» SUPPLIED DATA:
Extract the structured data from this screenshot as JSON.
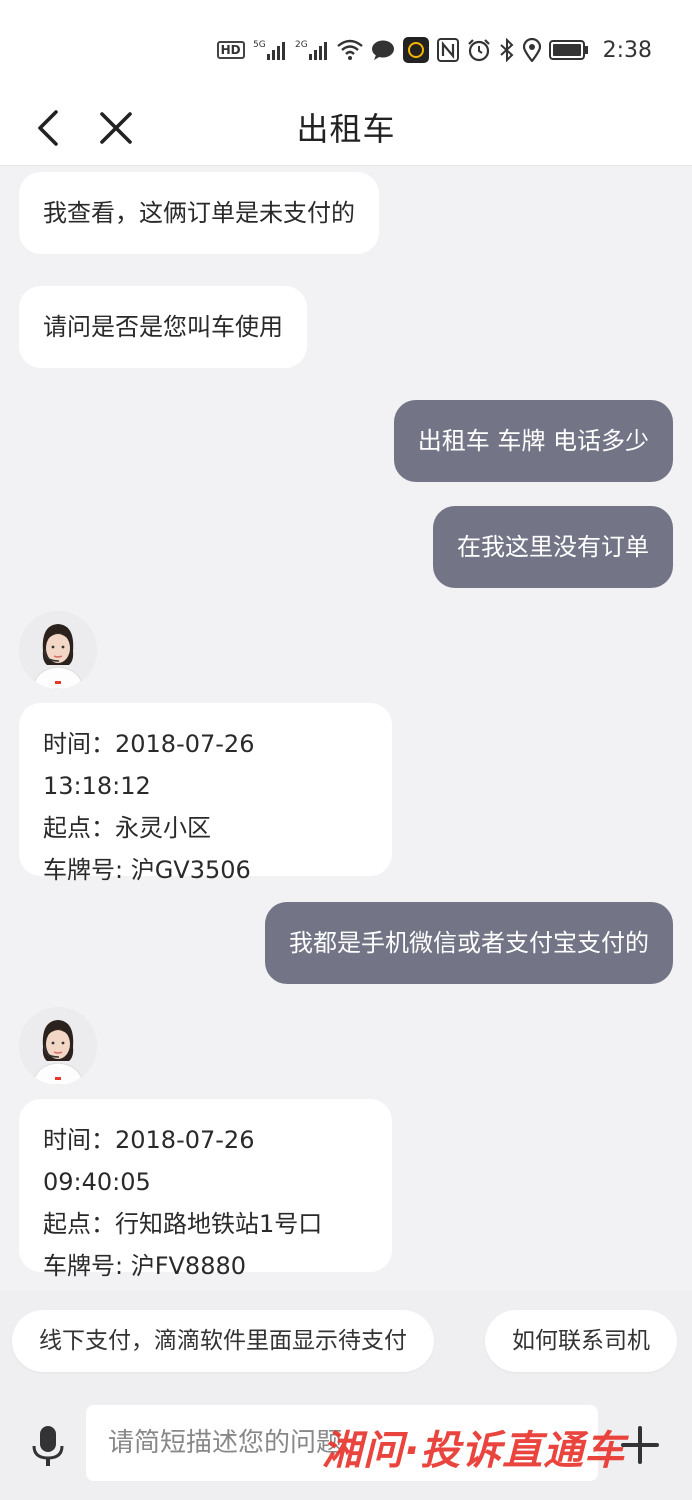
{
  "status_bar": {
    "time": "2:38",
    "hd_label": "HD",
    "net1": "5G",
    "net2": "2G"
  },
  "header": {
    "title": "出租车"
  },
  "messages": [
    {
      "side": "left",
      "text": "我查看，这俩订单是未支付的"
    },
    {
      "side": "left",
      "text": "请问是否是您叫车使用"
    },
    {
      "side": "right",
      "text": "出租车 车牌 电话多少"
    },
    {
      "side": "right",
      "text": "在我这里没有订单"
    },
    {
      "side": "left",
      "type": "card",
      "lines": [
        "时间：2018-07-26 13:18:12",
        "起点：永灵小区",
        "车牌号: 沪GV3506"
      ]
    },
    {
      "side": "right",
      "text": "我都是手机微信或者支付宝支付的"
    },
    {
      "side": "left",
      "type": "card",
      "lines": [
        "时间：2018-07-26 09:40:05",
        "起点：行知路地铁站1号口",
        "车牌号: 沪FV8880"
      ]
    }
  ],
  "quick_replies": [
    "线下支付，滴滴软件里面显示待支付",
    "如何联系司机"
  ],
  "input": {
    "placeholder": "请简短描述您的问题"
  },
  "watermark": "湘问·投诉直通车",
  "colors": {
    "user_bubble": "#737587",
    "agent_bubble": "#ffffff",
    "background": "#f2f2f4",
    "watermark": "#e8352d"
  },
  "icons": [
    "back-icon",
    "close-icon",
    "mic-icon",
    "plus-icon",
    "agent-avatar"
  ]
}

» THE PROBLEM: Go back to the records above and write them out exactly, without the pictures.

» OUTPUT FOR THIS EXERCISE:
Extract the structured data from this screenshot as JSON.
{
  "status_bar": {
    "time": "2:38",
    "hd_label": "HD",
    "net1": "5G",
    "net2": "2G"
  },
  "header": {
    "title": "出租车"
  },
  "messages": [
    {
      "side": "left",
      "text": "我查看，这俩订单是未支付的"
    },
    {
      "side": "left",
      "text": "请问是否是您叫车使用"
    },
    {
      "side": "right",
      "text": "出租车 车牌 电话多少"
    },
    {
      "side": "right",
      "text": "在我这里没有订单"
    },
    {
      "side": "left",
      "type": "card",
      "lines": [
        "时间：2018-07-26 13:18:12",
        "起点：永灵小区",
        "车牌号: 沪GV3506"
      ]
    },
    {
      "side": "right",
      "text": "我都是手机微信或者支付宝支付的"
    },
    {
      "side": "left",
      "type": "card",
      "lines": [
        "时间：2018-07-26 09:40:05",
        "起点：行知路地铁站1号口",
        "车牌号: 沪FV8880"
      ]
    }
  ],
  "quick_replies": [
    "线下支付，滴滴软件里面显示待支付",
    "如何联系司机"
  ],
  "input": {
    "placeholder": "请简短描述您的问题"
  },
  "watermark": "湘问·投诉直通车",
  "colors": {
    "user_bubble": "#737587",
    "agent_bubble": "#ffffff",
    "background": "#f2f2f4",
    "watermark": "#e8352d"
  },
  "icons": [
    "back-icon",
    "close-icon",
    "mic-icon",
    "plus-icon",
    "agent-avatar"
  ]
}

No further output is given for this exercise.